■ Task brief
Extract each line holding the word "title" from the entries.

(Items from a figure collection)
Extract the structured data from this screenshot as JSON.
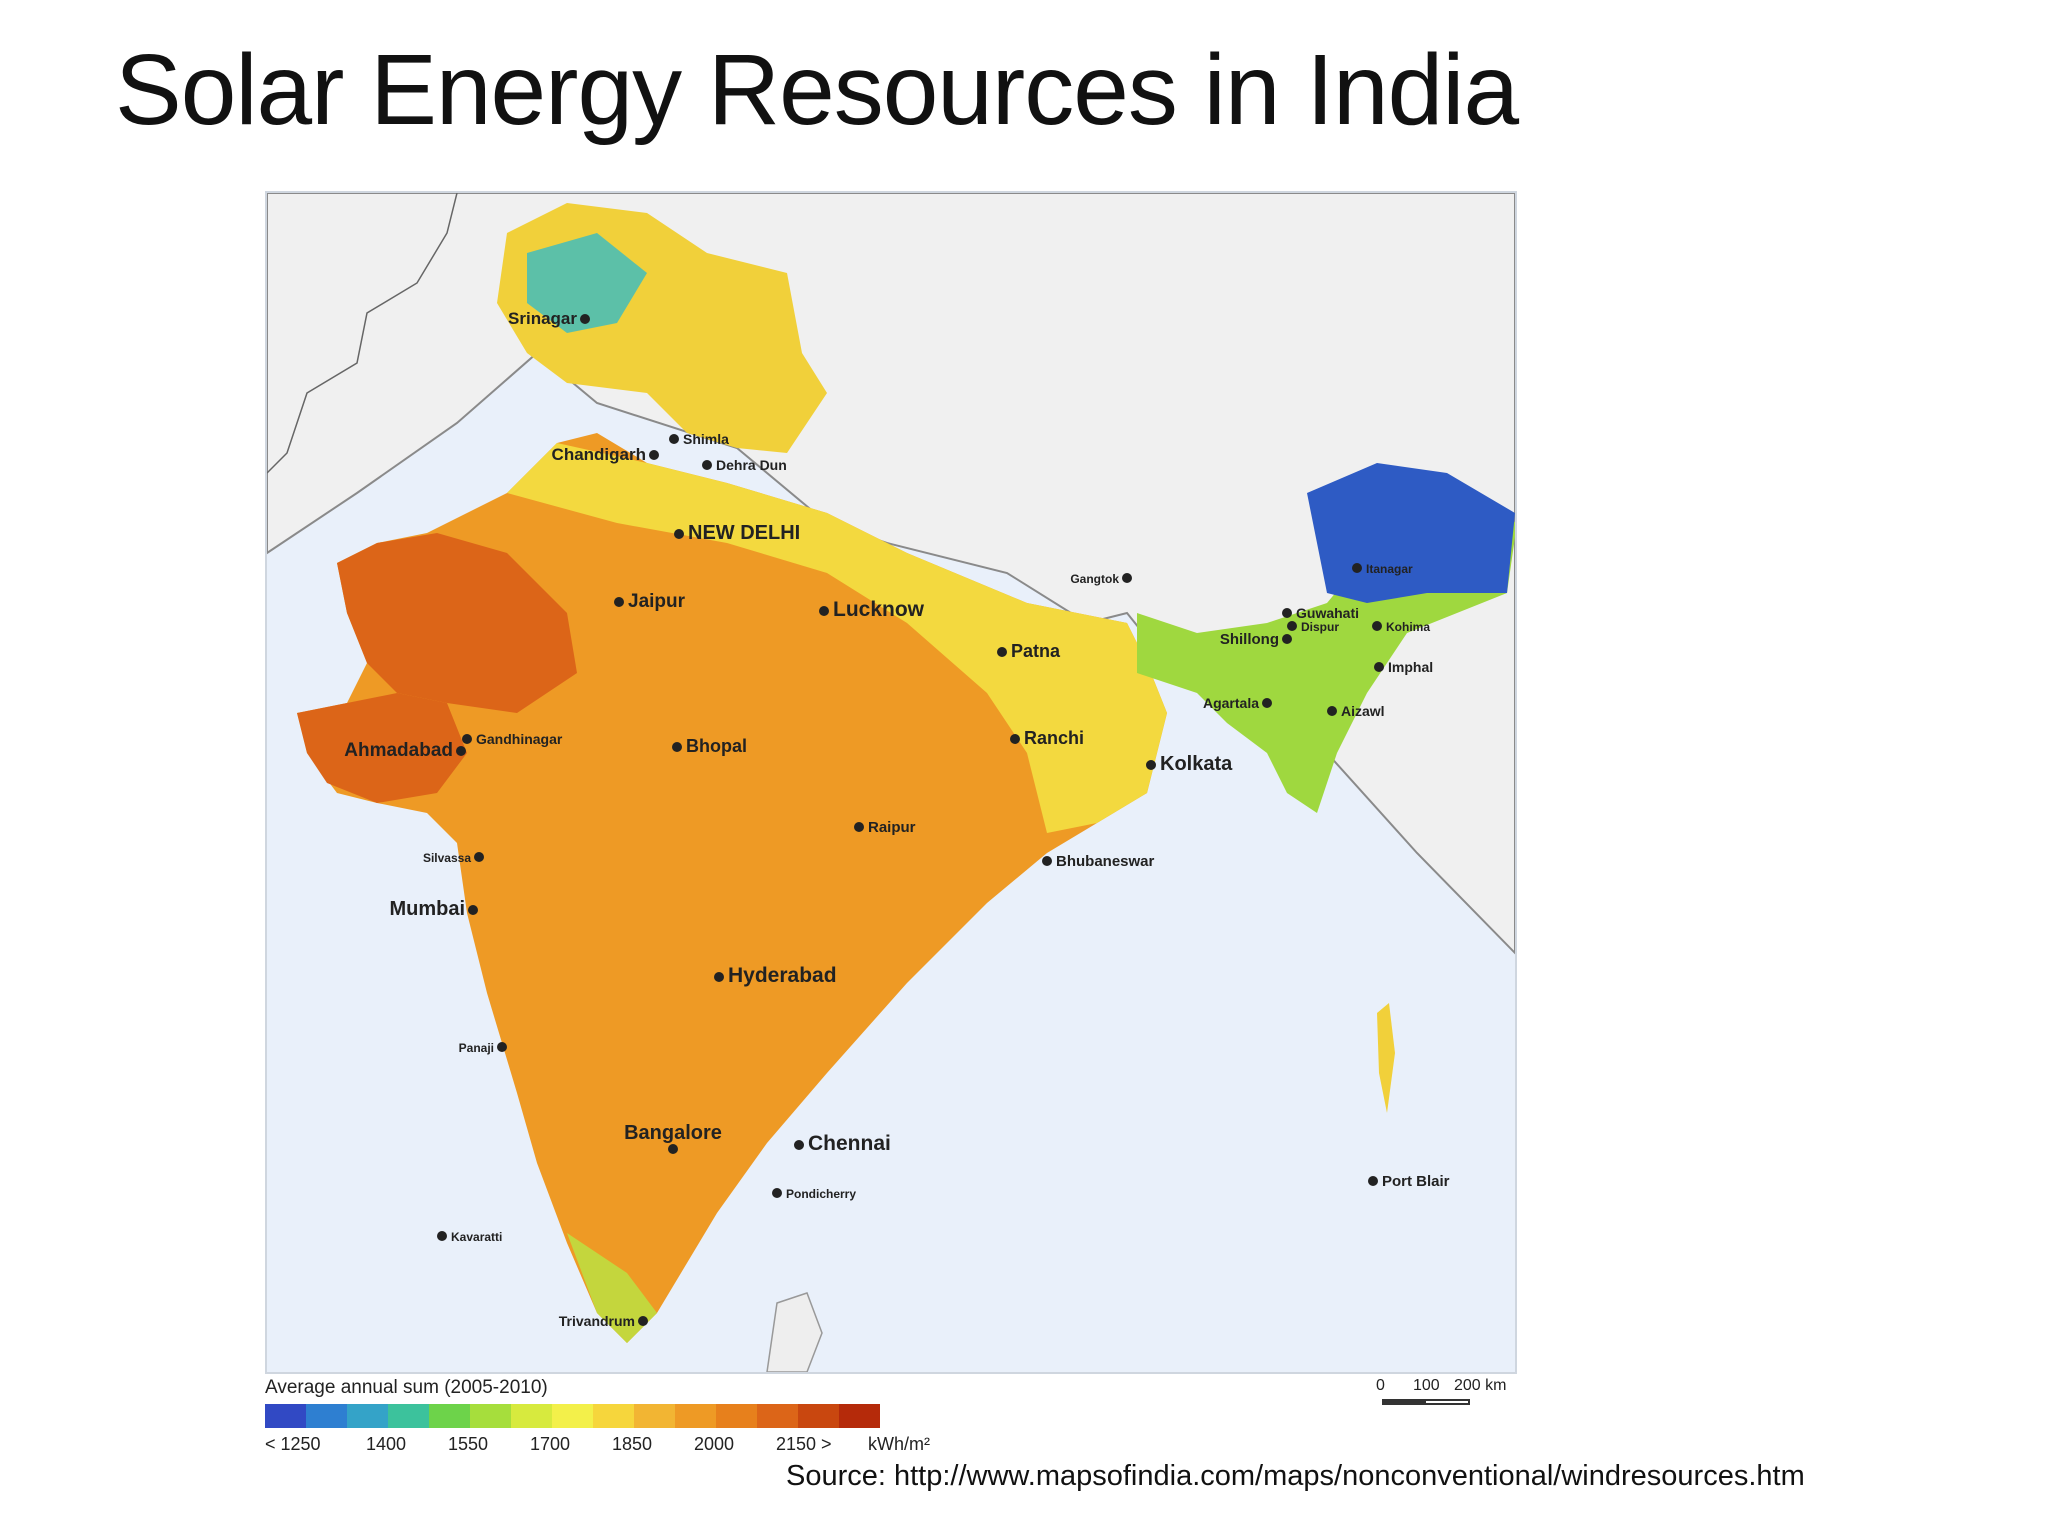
{
  "title": "Solar Energy Resources in India",
  "legend": {
    "title": "Average annual sum (2005-2010)",
    "ticks": [
      "< 1250",
      "1400",
      "1550",
      "1700",
      "1850",
      "2000",
      "2150 >"
    ],
    "unit": "kWh/m²",
    "colors": [
      "#3149c4",
      "#2e7fd1",
      "#34a3c8",
      "#3cc29c",
      "#6dd34a",
      "#a6de3c",
      "#d7ea3e",
      "#f3f04a",
      "#f6d63c",
      "#f2b533",
      "#ee9a25",
      "#e7801c",
      "#dc6518",
      "#c9470f",
      "#b52a0a"
    ]
  },
  "scale": {
    "labels": [
      "0",
      "100",
      "200 km"
    ]
  },
  "cities": [
    {
      "name": "Srinagar"
    },
    {
      "name": "Shimla"
    },
    {
      "name": "Chandigarh"
    },
    {
      "name": "Dehra Dun"
    },
    {
      "name": "NEW DELHI"
    },
    {
      "name": "Jaipur"
    },
    {
      "name": "Lucknow"
    },
    {
      "name": "Patna"
    },
    {
      "name": "Gangtok"
    },
    {
      "name": "Itanagar"
    },
    {
      "name": "Guwahati"
    },
    {
      "name": "Dispur"
    },
    {
      "name": "Kohima"
    },
    {
      "name": "Shillong"
    },
    {
      "name": "Imphal"
    },
    {
      "name": "Agartala"
    },
    {
      "name": "Aizawl"
    },
    {
      "name": "Gandhinagar"
    },
    {
      "name": "Ahmadabad"
    },
    {
      "name": "Bhopal"
    },
    {
      "name": "Ranchi"
    },
    {
      "name": "Kolkata"
    },
    {
      "name": "Raipur"
    },
    {
      "name": "Silvassa"
    },
    {
      "name": "Bhubaneswar"
    },
    {
      "name": "Mumbai"
    },
    {
      "name": "Hyderabad"
    },
    {
      "name": "Panaji"
    },
    {
      "name": "Bangalore"
    },
    {
      "name": "Chennai"
    },
    {
      "name": "Pondicherry"
    },
    {
      "name": "Port Blair"
    },
    {
      "name": "Kavaratti"
    },
    {
      "name": "Trivandrum"
    }
  ],
  "source": "Source: http://www.mapsofindia.com/maps/nonconventional/windresources.htm"
}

■ Output below
  "title": "Solar Energy Resources in India",
    "title": "Average annual sum (2005-2010)",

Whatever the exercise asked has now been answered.